### STATED GOAL:
Copy out, word for word, the passage of the imputation thread that starts at the words "If 0<Y1<Y2 (strictly)" and ends after "to be satisfying.".
-- start of EXTRACT PROVIDED --
> From: Drechsler J?rg <[email protected]>
> Subject: [Impute] Imputation under logical constraints
> To: <[email protected]>

> Now  let's start with an easy case: I have to make sure that 
> the condition y1<=y2 always holds for my imputed values. In 
> this case, I compute y1 as the fraction of y2 for the 
> observed part of the data and impute these fractions instead 
> of the real values and whenever my imputed values are outside 
> the bounds [0%;100%], I simply redraw the value for this 
> observation until the condition is fulfilled.
> 
> Any other ideas how to do that?

If 0<Y1<Y2 (strictly) in the dataset, you could model log(Y2) and
logit(Y1/Y2) as continuous normal variables.  This begins to break down
if sometimes Y1=0 or Y1=Y2, although you could kludge your way through
by recoding Y1/Y2 as epsilon and 1-epsilon respectively when it is
actually 0 or 1.

> It gets more difficult if I have to make sure that the 
> condition y.total=y1+y2+y3 is fulfilled. If I just impute 
> y1,y2, and y3 and then simply define y.total=y1+y2+y3 I 
> expect that I will overestimate the total number. Another 
> idea would be to impute all the variables independently and 
> then downweight y1, y2 and y3 to make sure that the above 
> condition is fulfilled. But I find neither of the two ideas 
> to be satisfying.
-- end of EXTRACT PROVIDED --
-- start of COLLECTED DATA --
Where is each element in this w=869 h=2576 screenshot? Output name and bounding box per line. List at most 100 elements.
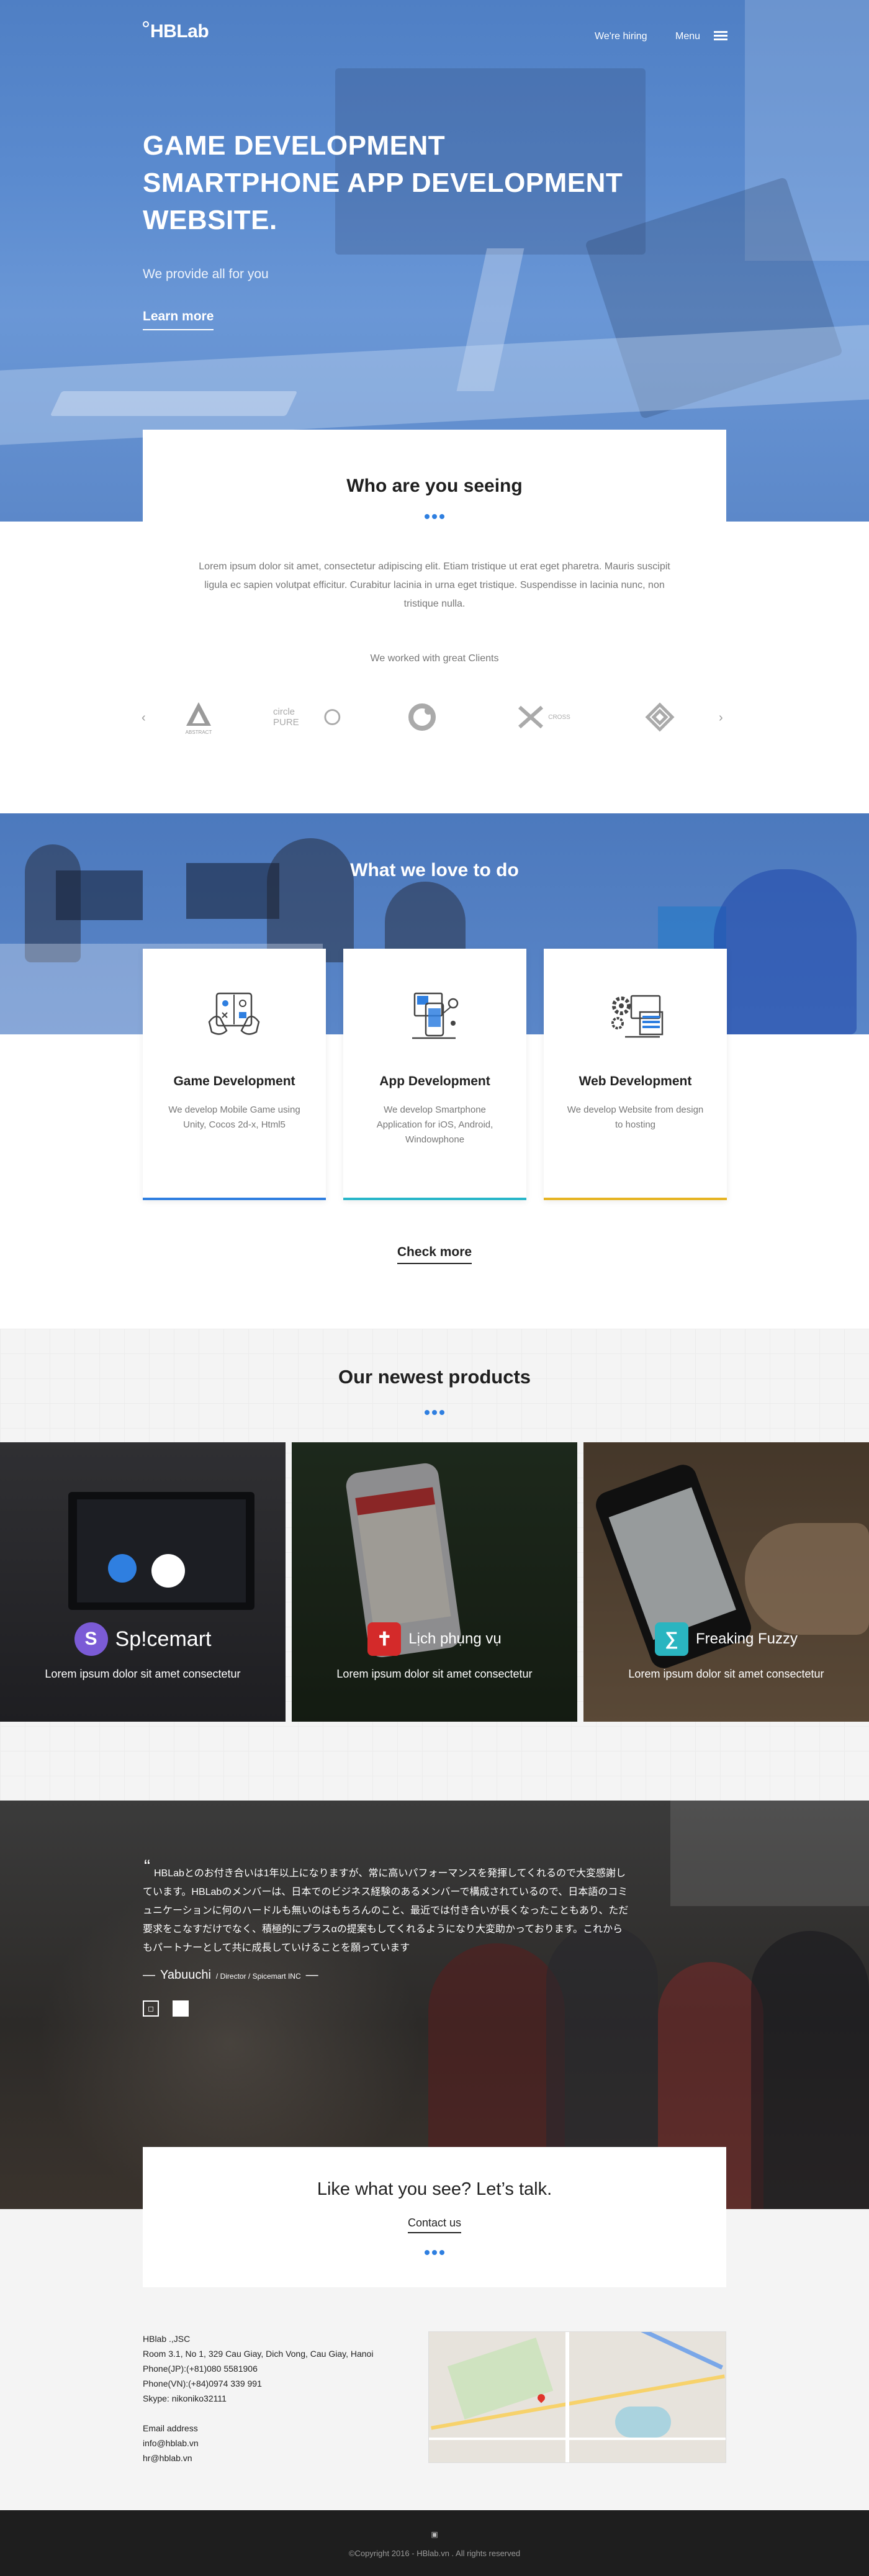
-- end of COLLECTED DATA --
### EXERCISE RESULT:
If 0<Y1<Y2 (strictly) in the dataset, you could model log(Y2) and
logit(Y1/Y2) as continuous normal variables.  This begins to break down
if sometimes Y1=0 or Y1=Y2, although you could kludge your way through
by recoding Y1/Y2 as epsilon and 1-epsilon respectively when it is
actually 0 or 1.

> It gets more difficult if I have to make sure that the 
> condition y.total=y1+y2+y3 is fulfilled. If I just impute 
> y1,y2, and y3 and then simply define y.total=y1+y2+y3 I 
> expect that I will overestimate the total number. Another 
> idea would be to impute all the variables independently and 
> then downweight y1, y2 and y3 to make sure that the above 
> condition is fulfilled. But I find neither of the two ideas 
> to be satisfying.